◆ 学以致用:
a - 根据关于电化学探针的文本回答下列问题：
(i) 针对金属/有机涂层体系研究的传统电化学方法主要包括哪些技术？
(ii) 文本简要介绍了哪四种基于扫描探针的电化学检测技术？
(iii) SECM以什么作为检测信号进行成像和动力学研究？
b - 将关于电化学探针的文本中的这句话译成英语："这些数据只能宏观地反映腐蚀的发生,难以深入研究许多复杂的局部电化学腐蚀体系。"

◆ 提供的文本:
--
电化学探针

电化学探针（共8篇）

电化学探针 篇1

0前言

防腐蚀涂层在运输及涂装过程中受到机械碰撞,工作过程中受到腐蚀环境及各种应力的影响,加之内涂层受到流动介质的冲刷,难免会产生气泡、针孔、剥离或破损等缺陷。涂层缺陷处往往具有良好的腐蚀环境,形成小的阳极区和大的阴极区并不断扩散转移,从而致使涂层发生剥离、金属腐蚀加剧。因此,研究金属/有机涂层体系腐蚀发生的过程及防腐蚀涂层的防护与失效机理,对防腐蚀工程耐久性有着重要意义。

目前,针对金属/有机涂层体系研究的传统电化学方法主要包括直流电阻法、极化曲线法、电化学交流阻抗谱(EIS)、电化学噪声(EN)等技术,通过检测电信号(电位、电流或电荷)等手段获得有关涂层防护效果的间接和统计性试验数据[1,2]。这些数据只能宏观地反映腐蚀的发生,难以深入研究许多复杂的局部电化学腐蚀体系。

基于扫描探针、具有空间分辨度的电化学检测新技术,能够深入揭示金属/有机涂层体系腐蚀与防护机理,进一步推进腐蚀科学进入空间分辨和分子水平的研究[3]。因此,近年来金属/有机涂层体系研究中广泛应用了基于扫描探针的电化学检测技术,从微观角度解释腐蚀的萌生、发生、转移、抑制等过程,以弥补传统电化学方法的不足。

以下简要介绍了扫描电化学显微镜(SECM)、扫描振动电极技术(SVET)、局部电化学阻抗谱(LEIS)、扫描开尔文探针技术(SKP)4种基于扫描探针的电化学检测技术的工作原理,并概述了近年来国内外在金属/有机涂层体系研究中各种检测技术的应用状况。

1 基于扫描探针的电化学检测技术

1.1 扫描电化学显微镜(SECM)

SECM主要设备包括双恒电位仪、压电控制仪、压电位置仪、电解池等,电解液需要氧化还原媒介(如铁氰化钾),探针在非常靠近样品表面处进行扫描,以氧化还原电流作为检测信号进行成像和动力学研究,其工作模式主要有反馈模式、收集-产生模式、穿透模式和离子转移反馈模式、平衡扰动模式、电位测定模式等[4,5]。
--
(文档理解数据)
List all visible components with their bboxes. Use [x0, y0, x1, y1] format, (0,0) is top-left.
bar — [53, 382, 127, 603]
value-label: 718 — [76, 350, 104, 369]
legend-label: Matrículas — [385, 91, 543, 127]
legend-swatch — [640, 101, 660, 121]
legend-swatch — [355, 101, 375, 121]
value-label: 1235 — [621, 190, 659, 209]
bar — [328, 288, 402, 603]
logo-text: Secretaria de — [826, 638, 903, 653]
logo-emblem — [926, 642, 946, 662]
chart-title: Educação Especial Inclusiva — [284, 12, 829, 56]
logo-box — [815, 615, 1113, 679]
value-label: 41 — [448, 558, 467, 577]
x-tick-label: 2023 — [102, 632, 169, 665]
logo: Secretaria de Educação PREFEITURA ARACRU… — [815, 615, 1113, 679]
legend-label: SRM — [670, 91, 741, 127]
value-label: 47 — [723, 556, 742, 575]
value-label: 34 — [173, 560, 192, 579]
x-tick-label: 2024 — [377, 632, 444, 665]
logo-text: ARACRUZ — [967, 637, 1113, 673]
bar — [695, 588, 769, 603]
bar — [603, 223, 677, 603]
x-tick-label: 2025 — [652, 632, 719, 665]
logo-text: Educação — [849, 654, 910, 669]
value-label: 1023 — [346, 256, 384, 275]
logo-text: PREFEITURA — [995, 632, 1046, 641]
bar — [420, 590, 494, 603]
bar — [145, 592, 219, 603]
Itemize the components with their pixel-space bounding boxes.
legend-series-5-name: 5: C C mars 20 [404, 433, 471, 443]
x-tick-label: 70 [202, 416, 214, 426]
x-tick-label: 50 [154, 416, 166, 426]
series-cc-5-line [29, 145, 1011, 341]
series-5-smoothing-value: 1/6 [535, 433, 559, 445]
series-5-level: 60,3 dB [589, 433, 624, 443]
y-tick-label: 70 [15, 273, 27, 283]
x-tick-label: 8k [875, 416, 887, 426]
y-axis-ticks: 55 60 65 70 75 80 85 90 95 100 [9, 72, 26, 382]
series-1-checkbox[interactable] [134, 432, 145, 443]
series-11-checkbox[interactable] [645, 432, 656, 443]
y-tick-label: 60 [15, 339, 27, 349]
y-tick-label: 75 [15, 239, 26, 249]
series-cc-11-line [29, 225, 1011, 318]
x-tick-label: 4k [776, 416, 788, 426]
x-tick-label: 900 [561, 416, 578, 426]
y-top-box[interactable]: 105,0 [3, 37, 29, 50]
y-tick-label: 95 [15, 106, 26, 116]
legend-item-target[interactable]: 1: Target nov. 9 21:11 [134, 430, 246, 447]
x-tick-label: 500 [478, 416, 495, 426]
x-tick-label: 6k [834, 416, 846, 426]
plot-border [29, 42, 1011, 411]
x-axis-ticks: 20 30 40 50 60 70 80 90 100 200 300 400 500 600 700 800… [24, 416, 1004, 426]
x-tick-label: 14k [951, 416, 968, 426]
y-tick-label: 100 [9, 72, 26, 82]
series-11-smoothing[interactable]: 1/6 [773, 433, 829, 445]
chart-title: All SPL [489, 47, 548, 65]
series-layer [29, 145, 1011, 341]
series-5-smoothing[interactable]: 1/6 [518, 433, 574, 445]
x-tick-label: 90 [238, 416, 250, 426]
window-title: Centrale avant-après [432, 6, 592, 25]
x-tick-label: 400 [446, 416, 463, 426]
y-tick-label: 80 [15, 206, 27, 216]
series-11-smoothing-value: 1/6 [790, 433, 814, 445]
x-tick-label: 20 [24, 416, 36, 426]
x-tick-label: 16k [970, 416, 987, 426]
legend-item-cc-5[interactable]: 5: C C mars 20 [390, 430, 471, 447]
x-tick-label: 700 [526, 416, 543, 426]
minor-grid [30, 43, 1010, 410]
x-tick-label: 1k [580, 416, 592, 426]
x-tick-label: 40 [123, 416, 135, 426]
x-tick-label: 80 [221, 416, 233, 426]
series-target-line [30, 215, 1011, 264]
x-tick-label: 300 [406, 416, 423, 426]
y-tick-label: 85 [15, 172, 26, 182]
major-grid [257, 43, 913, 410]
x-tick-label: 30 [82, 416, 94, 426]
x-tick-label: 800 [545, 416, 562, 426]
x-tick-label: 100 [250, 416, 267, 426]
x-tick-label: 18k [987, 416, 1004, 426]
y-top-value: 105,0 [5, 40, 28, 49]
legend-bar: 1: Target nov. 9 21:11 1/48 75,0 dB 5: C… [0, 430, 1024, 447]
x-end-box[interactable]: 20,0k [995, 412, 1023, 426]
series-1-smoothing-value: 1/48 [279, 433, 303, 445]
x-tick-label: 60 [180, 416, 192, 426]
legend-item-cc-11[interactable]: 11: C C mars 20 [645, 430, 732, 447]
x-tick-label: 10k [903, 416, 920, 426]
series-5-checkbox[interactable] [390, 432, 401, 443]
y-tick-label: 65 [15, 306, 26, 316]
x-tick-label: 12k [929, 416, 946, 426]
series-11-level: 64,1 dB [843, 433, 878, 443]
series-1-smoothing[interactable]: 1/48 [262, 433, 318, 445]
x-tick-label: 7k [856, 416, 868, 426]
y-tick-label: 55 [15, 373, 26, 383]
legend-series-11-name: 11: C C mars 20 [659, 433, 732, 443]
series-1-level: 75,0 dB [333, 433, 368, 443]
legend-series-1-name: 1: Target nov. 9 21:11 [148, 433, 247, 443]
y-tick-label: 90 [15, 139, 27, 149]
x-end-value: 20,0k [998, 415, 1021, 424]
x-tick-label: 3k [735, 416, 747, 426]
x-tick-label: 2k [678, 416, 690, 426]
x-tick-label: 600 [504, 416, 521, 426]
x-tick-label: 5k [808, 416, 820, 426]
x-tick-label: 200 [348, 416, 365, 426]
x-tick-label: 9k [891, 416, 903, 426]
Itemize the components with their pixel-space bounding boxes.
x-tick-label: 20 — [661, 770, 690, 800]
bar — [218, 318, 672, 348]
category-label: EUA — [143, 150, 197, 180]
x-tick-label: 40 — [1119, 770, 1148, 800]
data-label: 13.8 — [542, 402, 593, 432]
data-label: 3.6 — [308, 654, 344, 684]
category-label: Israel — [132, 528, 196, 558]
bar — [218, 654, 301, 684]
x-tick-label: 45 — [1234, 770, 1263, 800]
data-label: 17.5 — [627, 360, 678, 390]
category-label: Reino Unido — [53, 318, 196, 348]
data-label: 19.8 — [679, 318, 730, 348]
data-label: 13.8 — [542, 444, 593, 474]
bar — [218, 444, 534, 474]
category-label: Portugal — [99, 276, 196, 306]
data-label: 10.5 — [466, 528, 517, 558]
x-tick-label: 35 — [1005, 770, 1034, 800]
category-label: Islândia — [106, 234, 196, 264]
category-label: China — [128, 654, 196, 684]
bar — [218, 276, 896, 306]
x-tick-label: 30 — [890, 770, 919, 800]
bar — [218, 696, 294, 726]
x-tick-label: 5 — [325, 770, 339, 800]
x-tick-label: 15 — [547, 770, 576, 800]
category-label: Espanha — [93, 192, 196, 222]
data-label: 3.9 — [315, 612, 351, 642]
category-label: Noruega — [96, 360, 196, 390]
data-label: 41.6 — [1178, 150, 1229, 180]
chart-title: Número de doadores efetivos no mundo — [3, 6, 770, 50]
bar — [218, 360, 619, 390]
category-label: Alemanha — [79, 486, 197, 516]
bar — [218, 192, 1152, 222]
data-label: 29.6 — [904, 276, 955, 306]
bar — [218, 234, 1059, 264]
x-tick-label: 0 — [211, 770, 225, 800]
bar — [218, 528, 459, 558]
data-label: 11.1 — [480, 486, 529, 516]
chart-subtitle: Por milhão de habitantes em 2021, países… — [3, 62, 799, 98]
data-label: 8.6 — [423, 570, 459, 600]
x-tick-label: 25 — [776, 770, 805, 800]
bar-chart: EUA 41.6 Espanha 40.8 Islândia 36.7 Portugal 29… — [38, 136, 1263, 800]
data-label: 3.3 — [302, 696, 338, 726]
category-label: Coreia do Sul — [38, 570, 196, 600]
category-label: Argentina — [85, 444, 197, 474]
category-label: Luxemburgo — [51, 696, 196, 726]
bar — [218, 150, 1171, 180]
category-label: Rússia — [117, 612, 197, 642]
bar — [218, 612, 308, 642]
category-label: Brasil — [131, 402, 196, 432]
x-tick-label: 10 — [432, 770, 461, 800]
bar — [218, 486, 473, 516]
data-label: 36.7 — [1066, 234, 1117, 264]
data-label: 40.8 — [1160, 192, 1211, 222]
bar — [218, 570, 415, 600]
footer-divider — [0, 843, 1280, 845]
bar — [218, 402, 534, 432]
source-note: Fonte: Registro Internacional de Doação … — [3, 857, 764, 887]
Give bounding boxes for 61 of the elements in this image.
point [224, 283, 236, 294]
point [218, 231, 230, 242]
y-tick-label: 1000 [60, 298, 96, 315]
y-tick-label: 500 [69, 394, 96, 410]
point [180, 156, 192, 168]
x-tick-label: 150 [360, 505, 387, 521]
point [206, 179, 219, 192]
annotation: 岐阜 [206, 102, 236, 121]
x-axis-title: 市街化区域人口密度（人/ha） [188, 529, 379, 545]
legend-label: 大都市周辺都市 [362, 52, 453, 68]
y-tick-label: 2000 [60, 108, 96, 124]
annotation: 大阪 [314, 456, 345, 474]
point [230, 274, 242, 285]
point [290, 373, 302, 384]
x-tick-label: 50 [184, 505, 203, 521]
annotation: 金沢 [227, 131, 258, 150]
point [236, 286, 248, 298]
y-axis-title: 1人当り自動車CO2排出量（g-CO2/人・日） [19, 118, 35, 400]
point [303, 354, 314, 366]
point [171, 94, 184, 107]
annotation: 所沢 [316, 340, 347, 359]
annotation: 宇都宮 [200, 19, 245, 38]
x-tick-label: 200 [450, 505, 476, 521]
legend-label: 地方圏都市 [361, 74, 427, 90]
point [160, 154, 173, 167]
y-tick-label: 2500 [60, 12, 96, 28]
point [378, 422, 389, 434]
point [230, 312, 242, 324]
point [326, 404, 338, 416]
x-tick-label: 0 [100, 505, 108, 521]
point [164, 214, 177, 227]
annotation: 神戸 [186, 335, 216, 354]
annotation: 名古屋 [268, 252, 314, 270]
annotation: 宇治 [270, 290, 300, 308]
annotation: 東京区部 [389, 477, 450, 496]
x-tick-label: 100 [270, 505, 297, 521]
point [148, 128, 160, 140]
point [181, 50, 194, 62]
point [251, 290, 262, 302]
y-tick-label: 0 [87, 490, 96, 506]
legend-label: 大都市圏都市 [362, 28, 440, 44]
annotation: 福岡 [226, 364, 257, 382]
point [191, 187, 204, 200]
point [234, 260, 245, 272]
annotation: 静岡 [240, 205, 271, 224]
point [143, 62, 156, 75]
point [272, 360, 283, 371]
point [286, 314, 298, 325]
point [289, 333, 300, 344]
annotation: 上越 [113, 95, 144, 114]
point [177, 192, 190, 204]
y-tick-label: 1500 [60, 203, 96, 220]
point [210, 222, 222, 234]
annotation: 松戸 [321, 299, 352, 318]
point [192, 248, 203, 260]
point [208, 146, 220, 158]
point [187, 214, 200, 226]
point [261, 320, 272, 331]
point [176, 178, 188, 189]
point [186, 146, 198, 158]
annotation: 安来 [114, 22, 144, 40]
--
◆ 参考答案:
a -
(i) 直流电阻法、极化曲线法、电化学交流阻抗谱(EIS)、电化学噪声(EN)等技术。
(ii) 扫描电化学显微镜(SECM)、扫描振动电极技术(SVET)、局部电化学阻抗谱(LEIS)、扫描开尔文探针技术(SKP)。
(iii) 氧化还原电流。

b - These data can only reflect the occurrence of corrosion at the macroscopic level, and they make it difficult to study many complex local electrochemical corrosion systems in depth.